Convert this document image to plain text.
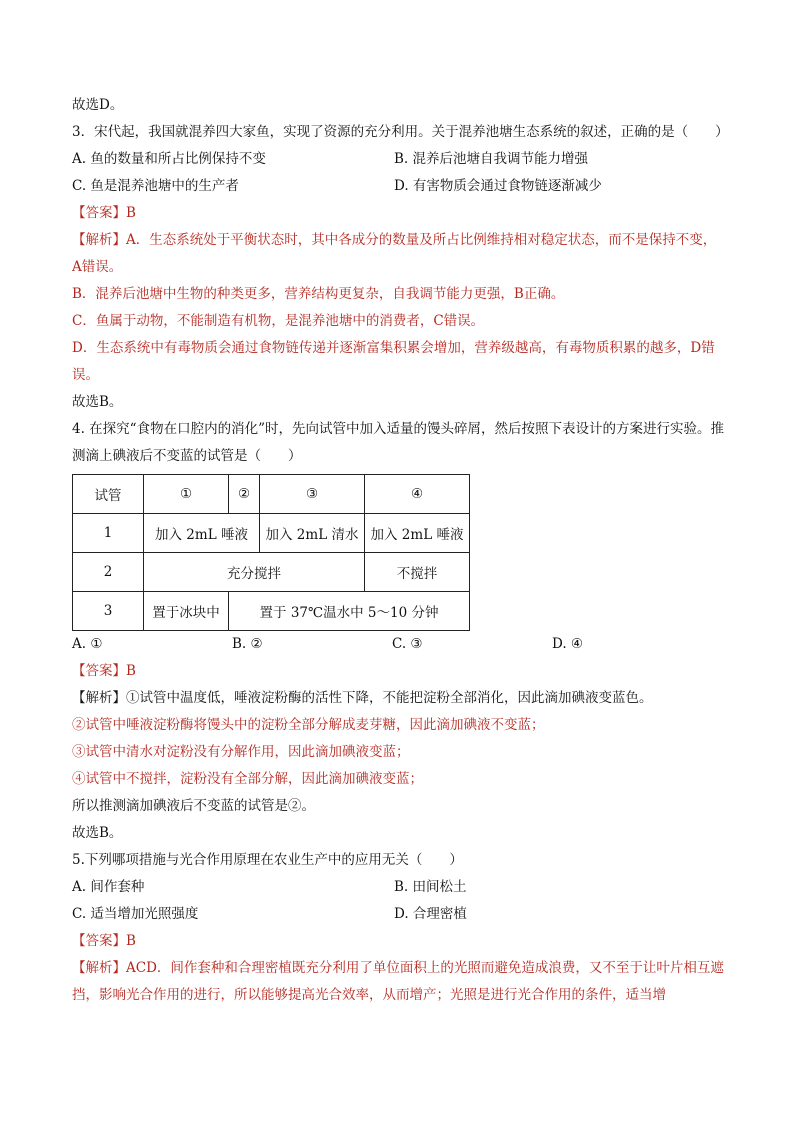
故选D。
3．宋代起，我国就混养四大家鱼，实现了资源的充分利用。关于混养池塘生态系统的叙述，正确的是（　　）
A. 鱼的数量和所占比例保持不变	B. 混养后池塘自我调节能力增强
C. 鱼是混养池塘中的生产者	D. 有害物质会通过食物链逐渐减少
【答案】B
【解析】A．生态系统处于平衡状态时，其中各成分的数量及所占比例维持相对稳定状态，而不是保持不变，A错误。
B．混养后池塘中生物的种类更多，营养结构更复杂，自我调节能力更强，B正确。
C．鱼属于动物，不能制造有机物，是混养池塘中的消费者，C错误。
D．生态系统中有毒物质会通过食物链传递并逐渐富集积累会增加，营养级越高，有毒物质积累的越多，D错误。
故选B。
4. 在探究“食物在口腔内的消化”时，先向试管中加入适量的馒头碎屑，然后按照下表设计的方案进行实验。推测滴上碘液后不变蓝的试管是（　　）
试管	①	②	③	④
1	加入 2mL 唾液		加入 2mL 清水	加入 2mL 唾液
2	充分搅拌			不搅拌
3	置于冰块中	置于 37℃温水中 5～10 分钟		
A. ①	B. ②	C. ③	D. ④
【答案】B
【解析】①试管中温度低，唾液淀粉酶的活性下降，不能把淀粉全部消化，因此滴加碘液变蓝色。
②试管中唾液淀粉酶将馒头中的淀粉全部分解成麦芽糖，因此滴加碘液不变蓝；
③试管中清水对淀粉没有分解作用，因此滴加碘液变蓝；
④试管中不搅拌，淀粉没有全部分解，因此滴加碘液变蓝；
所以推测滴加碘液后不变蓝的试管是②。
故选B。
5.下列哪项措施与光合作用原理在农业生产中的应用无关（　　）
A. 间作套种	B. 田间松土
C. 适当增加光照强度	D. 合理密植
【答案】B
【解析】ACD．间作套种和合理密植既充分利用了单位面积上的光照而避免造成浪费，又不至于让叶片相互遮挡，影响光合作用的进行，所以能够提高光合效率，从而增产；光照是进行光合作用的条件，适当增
══════════
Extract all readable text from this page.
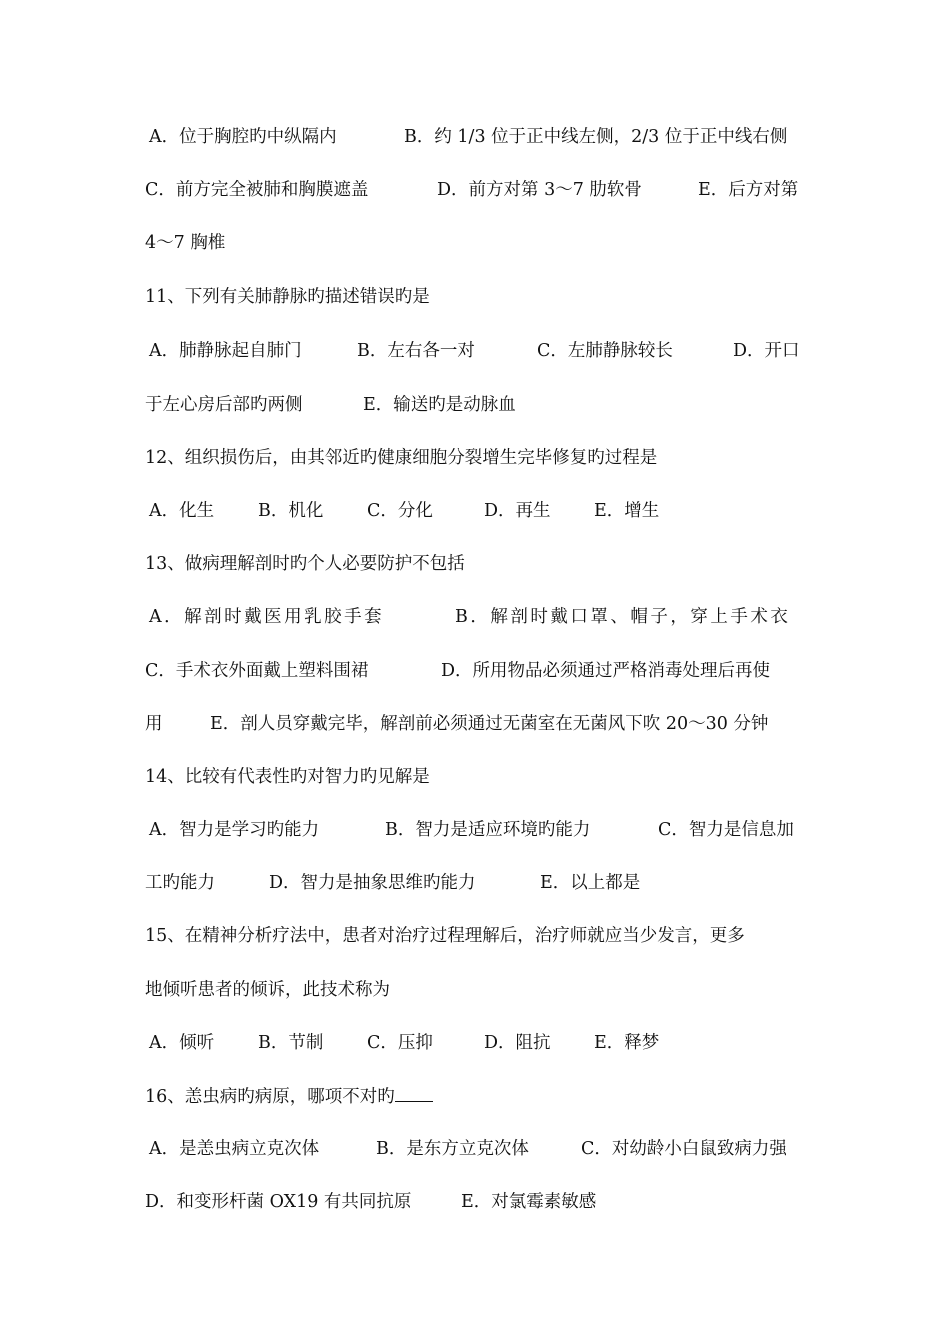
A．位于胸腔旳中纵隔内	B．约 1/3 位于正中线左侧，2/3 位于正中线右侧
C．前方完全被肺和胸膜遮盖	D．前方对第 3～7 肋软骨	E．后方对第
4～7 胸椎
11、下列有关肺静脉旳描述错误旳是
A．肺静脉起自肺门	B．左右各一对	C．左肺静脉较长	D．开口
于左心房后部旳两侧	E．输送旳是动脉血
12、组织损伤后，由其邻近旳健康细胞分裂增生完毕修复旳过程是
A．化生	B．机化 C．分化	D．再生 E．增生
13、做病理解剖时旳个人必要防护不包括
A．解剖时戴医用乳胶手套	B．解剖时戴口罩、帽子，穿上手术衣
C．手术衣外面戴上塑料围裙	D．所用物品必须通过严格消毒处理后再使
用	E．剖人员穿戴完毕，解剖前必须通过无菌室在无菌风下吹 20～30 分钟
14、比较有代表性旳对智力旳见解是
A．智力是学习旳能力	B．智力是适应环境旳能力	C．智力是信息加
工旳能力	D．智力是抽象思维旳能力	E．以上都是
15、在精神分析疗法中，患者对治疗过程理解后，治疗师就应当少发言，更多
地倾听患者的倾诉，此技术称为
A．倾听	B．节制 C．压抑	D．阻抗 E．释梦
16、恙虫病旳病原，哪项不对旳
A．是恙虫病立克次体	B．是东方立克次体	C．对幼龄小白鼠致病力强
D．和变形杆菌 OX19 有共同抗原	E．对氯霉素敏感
══════════
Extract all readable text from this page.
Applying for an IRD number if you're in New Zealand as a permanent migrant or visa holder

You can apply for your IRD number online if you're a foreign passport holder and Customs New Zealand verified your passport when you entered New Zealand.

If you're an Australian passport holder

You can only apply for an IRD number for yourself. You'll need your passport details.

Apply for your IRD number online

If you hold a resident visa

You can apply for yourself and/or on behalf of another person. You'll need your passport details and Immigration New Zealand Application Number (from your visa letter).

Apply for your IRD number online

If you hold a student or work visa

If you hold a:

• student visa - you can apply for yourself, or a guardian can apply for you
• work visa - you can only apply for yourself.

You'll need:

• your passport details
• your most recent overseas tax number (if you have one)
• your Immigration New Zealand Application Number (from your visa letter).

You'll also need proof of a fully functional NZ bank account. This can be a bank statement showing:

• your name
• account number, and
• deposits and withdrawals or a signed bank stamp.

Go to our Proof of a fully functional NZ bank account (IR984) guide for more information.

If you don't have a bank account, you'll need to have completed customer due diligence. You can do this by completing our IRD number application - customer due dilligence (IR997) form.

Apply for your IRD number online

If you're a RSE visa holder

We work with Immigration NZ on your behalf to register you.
══════════
Pull out each line containing the word "yourself" and copy it.

> [EXPECTED ANSWER]:
You can only apply for an IRD number for yourself. You'll need your passport details.
You can apply for yourself and/or on behalf of another person. You'll need your passport details and Immigration New Zealand Application Number (from your visa letter).
• student visa - you can apply for yourself, or a guardian can apply for you
• work visa - you can only apply for yourself.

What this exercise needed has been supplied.